**YOUR OBJECTIVE**
Search the listing below for the word "name" and copy each line that holds it.

################

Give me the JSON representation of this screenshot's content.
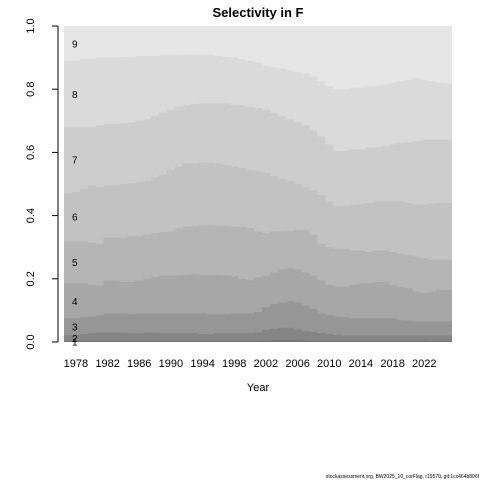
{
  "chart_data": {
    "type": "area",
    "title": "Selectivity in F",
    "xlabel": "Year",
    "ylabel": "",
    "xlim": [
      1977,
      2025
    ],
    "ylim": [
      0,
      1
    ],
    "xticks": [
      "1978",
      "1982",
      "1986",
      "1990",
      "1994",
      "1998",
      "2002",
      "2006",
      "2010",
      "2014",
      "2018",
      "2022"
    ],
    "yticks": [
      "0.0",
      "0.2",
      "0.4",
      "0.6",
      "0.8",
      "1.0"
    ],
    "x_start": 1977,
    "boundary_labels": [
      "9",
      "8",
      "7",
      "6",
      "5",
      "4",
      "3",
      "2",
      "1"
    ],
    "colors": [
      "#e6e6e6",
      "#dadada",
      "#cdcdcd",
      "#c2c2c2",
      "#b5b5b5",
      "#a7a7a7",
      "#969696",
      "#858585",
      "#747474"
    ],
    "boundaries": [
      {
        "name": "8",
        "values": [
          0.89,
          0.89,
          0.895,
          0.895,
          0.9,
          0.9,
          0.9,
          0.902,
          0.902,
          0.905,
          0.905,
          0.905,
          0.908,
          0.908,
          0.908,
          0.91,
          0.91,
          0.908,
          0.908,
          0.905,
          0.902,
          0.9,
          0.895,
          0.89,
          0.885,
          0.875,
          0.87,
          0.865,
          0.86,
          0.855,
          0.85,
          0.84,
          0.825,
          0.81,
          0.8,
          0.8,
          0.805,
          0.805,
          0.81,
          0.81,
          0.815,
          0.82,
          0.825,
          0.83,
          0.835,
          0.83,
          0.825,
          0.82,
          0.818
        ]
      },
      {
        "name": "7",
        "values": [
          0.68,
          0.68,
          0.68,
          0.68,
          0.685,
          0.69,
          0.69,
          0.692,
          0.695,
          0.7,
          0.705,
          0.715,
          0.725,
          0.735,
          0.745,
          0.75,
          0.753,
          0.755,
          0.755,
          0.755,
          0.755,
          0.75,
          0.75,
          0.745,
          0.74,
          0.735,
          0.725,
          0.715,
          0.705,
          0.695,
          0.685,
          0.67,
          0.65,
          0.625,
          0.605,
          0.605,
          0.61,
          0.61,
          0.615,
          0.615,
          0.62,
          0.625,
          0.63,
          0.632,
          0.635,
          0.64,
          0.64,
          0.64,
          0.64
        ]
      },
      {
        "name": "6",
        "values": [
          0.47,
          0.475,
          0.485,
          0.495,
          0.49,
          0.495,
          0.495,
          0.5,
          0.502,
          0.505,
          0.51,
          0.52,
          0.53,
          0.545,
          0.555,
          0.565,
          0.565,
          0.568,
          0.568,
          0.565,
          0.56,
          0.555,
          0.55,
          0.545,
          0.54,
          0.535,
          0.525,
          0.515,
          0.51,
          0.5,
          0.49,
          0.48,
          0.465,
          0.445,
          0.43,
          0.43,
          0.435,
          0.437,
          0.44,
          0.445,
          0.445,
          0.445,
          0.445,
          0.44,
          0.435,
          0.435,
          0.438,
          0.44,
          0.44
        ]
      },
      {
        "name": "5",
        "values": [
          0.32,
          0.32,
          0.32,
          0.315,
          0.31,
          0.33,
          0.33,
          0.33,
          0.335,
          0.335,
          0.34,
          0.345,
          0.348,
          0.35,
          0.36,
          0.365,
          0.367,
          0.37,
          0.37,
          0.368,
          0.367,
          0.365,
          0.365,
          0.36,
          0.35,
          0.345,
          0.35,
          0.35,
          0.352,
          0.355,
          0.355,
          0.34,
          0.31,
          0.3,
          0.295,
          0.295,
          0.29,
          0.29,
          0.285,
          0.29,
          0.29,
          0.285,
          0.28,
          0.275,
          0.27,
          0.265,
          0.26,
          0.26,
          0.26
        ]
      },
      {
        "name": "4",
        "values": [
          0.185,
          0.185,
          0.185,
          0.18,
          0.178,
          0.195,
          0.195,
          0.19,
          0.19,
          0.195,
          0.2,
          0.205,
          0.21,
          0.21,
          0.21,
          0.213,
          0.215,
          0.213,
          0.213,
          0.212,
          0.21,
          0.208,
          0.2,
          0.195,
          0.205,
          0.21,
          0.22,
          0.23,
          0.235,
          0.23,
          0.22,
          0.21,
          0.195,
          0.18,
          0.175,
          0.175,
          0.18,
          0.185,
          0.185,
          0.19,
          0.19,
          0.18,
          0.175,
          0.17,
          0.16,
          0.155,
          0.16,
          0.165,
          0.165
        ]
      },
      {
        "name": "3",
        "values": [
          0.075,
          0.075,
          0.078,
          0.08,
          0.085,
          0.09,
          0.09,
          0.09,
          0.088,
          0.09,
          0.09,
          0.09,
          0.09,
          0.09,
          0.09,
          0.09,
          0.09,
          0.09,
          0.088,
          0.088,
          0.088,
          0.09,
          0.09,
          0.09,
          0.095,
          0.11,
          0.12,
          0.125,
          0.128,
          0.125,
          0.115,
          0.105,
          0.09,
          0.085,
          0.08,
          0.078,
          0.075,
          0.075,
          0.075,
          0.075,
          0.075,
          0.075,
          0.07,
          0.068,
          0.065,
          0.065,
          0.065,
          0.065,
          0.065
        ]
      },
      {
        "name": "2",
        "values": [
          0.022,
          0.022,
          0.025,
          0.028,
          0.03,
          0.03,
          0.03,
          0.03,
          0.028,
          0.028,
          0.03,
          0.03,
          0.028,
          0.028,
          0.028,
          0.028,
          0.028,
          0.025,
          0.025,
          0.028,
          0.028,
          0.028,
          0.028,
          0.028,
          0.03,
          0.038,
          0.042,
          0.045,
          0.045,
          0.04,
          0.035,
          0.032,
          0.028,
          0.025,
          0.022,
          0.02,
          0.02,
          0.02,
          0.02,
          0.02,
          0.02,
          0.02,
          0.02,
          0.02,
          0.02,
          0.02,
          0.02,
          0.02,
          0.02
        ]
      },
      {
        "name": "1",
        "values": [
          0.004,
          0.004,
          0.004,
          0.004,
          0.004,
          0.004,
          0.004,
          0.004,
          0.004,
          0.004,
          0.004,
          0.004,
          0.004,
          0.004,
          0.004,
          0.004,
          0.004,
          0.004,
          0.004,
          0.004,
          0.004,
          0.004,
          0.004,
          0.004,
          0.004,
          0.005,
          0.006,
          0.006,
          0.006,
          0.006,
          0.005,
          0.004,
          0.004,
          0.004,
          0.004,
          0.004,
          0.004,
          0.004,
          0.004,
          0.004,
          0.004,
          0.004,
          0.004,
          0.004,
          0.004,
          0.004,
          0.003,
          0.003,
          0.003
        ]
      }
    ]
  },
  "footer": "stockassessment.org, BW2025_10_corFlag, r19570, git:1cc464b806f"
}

################

**TASK ANSWER**
        "name": "8",
        "name": "7",
        "name": "6",
        "name": "5",
        "name": "4",
        "name": "3",
        "name": "2",
        "name": "1",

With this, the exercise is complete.